Task objective = Please retype the data in full and exactly; the pictures are not part of the copy.
─── Record set
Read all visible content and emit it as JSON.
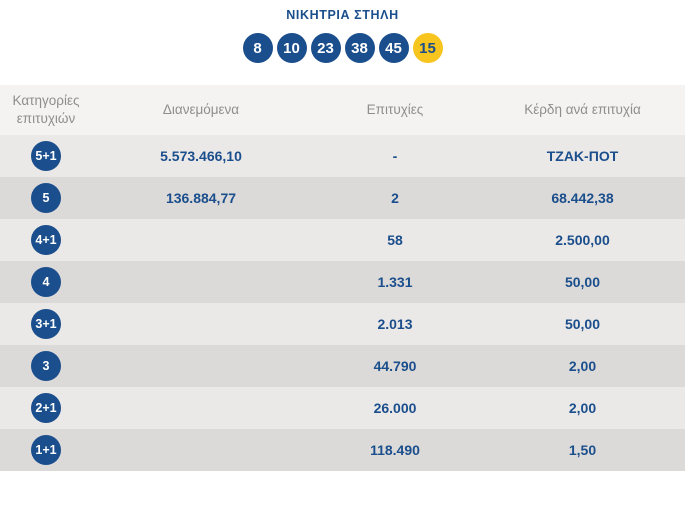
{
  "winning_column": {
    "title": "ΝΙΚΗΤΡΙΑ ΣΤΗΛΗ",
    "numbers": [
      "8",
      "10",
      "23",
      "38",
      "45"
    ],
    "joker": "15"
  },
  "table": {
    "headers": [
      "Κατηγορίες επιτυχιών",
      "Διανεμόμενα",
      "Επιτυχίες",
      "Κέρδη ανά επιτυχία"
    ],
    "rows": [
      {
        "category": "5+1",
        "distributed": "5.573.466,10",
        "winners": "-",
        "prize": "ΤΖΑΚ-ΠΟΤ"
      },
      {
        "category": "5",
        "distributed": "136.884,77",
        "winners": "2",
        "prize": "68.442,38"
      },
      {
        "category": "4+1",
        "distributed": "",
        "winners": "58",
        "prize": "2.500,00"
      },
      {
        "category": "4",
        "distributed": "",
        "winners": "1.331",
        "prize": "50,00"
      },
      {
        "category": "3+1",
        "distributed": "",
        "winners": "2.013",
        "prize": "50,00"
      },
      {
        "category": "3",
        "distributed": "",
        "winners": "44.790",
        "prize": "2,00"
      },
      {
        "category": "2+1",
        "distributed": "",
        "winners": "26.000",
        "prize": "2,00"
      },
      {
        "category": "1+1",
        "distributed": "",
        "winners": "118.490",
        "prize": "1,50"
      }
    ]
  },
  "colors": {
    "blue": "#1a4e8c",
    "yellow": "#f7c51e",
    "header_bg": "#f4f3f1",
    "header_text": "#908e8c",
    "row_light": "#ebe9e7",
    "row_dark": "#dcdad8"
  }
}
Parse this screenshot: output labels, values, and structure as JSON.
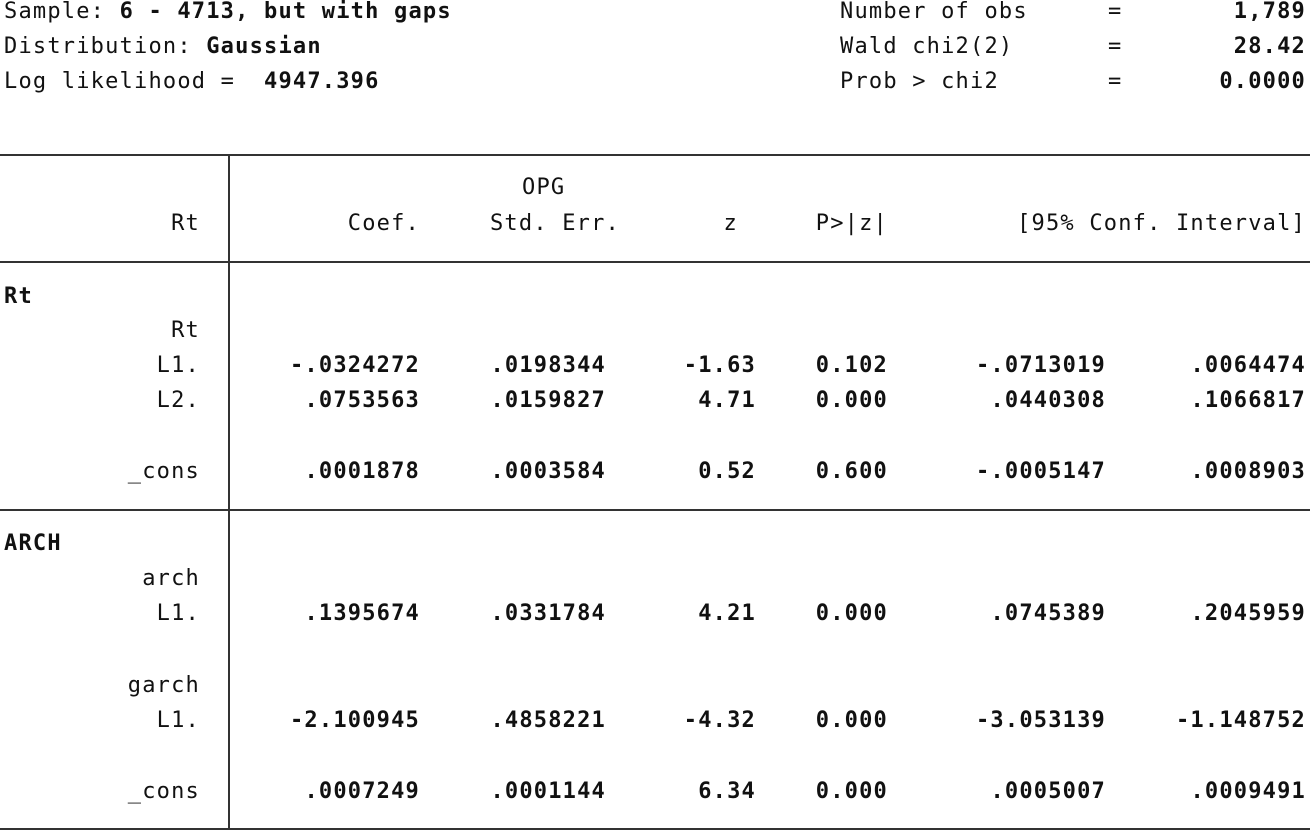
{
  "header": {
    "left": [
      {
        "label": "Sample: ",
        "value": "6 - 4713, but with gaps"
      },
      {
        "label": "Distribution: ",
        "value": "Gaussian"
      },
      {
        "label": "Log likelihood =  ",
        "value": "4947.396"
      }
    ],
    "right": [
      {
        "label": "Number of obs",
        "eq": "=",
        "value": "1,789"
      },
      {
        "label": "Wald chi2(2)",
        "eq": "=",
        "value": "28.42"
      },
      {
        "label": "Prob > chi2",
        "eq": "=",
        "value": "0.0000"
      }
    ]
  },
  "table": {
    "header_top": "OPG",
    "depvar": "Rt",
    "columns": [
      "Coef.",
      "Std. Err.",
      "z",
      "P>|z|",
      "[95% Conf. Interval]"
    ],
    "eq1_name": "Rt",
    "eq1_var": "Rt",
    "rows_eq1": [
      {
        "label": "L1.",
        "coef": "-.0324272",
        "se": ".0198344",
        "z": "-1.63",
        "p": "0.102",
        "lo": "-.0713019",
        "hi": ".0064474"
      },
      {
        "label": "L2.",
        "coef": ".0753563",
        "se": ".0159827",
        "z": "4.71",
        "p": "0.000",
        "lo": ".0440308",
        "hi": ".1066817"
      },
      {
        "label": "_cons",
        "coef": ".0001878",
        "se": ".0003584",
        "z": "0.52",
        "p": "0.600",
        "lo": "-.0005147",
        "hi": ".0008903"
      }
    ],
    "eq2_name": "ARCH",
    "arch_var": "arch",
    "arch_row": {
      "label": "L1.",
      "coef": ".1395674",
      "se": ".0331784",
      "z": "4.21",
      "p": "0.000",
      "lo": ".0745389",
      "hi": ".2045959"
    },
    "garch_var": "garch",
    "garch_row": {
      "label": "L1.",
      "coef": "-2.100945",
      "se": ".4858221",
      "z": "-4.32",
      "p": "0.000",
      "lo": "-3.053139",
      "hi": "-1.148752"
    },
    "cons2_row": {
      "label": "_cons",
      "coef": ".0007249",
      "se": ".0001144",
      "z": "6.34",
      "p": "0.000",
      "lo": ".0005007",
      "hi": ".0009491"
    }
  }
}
──────
Answer to the task =
Read all visible content and emit it as JSON.
{
  "winning_column": {
    "title": "ΝΙΚΗΤΡΙΑ ΣΤΗΛΗ",
    "numbers": [
      "8",
      "10",
      "23",
      "38",
      "45"
    ],
    "joker": "15"
  },
  "table": {
    "headers": [
      "Κατηγορίες επιτυχιών",
      "Διανεμόμενα",
      "Επιτυχίες",
      "Κέρδη ανά επιτυχία"
    ],
    "rows": [
      {
        "category": "5+1",
        "distributed": "5.573.466,10",
        "winners": "-",
        "prize": "ΤΖΑΚ-ΠΟΤ"
      },
      {
        "category": "5",
        "distributed": "136.884,77",
        "winners": "2",
        "prize": "68.442,38"
      },
      {
        "category": "4+1",
        "distributed": "",
        "winners": "58",
        "prize": "2.500,00"
      },
      {
        "category": "4",
        "distributed": "",
        "winners": "1.331",
        "prize": "50,00"
      },
      {
        "category": "3+1",
        "distributed": "",
        "winners": "2.013",
        "prize": "50,00"
      },
      {
        "category": "3",
        "distributed": "",
        "winners": "44.790",
        "prize": "2,00"
      },
      {
        "category": "2+1",
        "distributed": "",
        "winners": "26.000",
        "prize": "2,00"
      },
      {
        "category": "1+1",
        "distributed": "",
        "winners": "118.490",
        "prize": "1,50"
      }
    ]
  },
  "colors": {
    "blue": "#1a4e8c",
    "yellow": "#f7c51e",
    "header_bg": "#f4f3f1",
    "header_text": "#908e8c",
    "row_light": "#ebe9e7",
    "row_dark": "#dcdad8"
  }
}
Parse this screenshot: output labels, values, and structure as JSON.
{
  "header": {
    "left": [
      {
        "label": "Sample: ",
        "value": "6 - 4713, but with gaps"
      },
      {
        "label": "Distribution: ",
        "value": "Gaussian"
      },
      {
        "label": "Log likelihood =  ",
        "value": "4947.396"
      }
    ],
    "right": [
      {
        "label": "Number of obs",
        "eq": "=",
        "value": "1,789"
      },
      {
        "label": "Wald chi2(2)",
        "eq": "=",
        "value": "28.42"
      },
      {
        "label": "Prob > chi2",
        "eq": "=",
        "value": "0.0000"
      }
    ]
  },
  "table": {
    "header_top": "OPG",
    "depvar": "Rt",
    "columns": [
      "Coef.",
      "Std. Err.",
      "z",
      "P>|z|",
      "[95% Conf. Interval]"
    ],
    "eq1_name": "Rt",
    "eq1_var": "Rt",
    "rows_eq1": [
      {
        "label": "L1.",
        "coef": "-.0324272",
        "se": ".0198344",
        "z": "-1.63",
        "p": "0.102",
        "lo": "-.0713019",
        "hi": ".0064474"
      },
      {
        "label": "L2.",
        "coef": ".0753563",
        "se": ".0159827",
        "z": "4.71",
        "p": "0.000",
        "lo": ".0440308",
        "hi": ".1066817"
      },
      {
        "label": "_cons",
        "coef": ".0001878",
        "se": ".0003584",
        "z": "0.52",
        "p": "0.600",
        "lo": "-.0005147",
        "hi": ".0008903"
      }
    ],
    "eq2_name": "ARCH",
    "arch_var": "arch",
    "arch_row": {
      "label": "L1.",
      "coef": ".1395674",
      "se": ".0331784",
      "z": "4.21",
      "p": "0.000",
      "lo": ".0745389",
      "hi": ".2045959"
    },
    "garch_var": "garch",
    "garch_row": {
      "label": "L1.",
      "coef": "-2.100945",
      "se": ".4858221",
      "z": "-4.32",
      "p": "0.000",
      "lo": "-3.053139",
      "hi": "-1.148752"
    },
    "cons2_row": {
      "label": "_cons",
      "coef": ".0007249",
      "se": ".0001144",
      "z": "6.34",
      "p": "0.000",
      "lo": ".0005007",
      "hi": ".0009491"
    }
  }
}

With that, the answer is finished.